### Brief
In the records below, tally every line containing "bisulfure". Report only the total.

--- Provided records ---

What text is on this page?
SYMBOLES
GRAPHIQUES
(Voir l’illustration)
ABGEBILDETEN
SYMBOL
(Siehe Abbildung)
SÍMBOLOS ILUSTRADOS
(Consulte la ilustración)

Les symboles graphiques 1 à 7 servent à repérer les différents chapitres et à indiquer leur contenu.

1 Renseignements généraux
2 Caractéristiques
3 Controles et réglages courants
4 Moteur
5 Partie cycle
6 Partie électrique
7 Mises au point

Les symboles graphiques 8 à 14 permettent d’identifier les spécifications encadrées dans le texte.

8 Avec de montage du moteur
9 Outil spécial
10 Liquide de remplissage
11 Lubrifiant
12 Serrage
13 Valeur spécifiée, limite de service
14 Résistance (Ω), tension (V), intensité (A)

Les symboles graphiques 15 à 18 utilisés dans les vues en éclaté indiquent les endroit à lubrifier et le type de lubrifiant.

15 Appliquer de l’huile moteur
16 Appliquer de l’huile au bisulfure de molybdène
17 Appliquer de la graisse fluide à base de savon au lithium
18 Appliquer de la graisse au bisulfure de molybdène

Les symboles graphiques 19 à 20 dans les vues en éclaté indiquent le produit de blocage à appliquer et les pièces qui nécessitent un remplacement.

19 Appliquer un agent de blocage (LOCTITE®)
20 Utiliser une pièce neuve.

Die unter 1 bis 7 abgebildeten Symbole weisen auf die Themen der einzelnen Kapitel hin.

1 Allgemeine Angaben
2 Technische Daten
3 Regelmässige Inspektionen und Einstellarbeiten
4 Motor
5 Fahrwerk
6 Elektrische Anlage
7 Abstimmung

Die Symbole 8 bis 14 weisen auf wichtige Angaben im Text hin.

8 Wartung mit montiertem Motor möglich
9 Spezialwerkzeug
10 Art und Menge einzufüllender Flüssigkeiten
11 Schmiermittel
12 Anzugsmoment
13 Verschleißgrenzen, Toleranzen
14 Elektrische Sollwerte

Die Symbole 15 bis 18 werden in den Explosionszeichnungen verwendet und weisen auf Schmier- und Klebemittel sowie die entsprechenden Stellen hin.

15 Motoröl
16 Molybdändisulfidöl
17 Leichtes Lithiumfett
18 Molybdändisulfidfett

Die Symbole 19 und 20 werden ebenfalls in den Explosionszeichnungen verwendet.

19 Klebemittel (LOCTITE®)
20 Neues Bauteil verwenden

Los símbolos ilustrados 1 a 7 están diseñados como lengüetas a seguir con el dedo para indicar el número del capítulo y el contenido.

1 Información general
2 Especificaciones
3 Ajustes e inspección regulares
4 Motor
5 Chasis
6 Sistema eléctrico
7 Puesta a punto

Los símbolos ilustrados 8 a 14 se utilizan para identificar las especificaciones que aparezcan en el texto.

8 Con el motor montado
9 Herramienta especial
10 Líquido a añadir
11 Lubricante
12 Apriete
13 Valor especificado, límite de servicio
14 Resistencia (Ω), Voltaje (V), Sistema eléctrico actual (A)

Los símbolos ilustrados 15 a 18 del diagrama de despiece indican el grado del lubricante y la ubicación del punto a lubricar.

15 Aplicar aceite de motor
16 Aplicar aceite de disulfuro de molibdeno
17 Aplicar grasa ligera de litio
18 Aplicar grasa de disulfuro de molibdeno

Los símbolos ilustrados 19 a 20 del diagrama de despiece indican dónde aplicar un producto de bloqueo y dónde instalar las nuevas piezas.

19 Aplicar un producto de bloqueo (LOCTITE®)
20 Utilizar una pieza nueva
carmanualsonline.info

---

### Answer to the task
2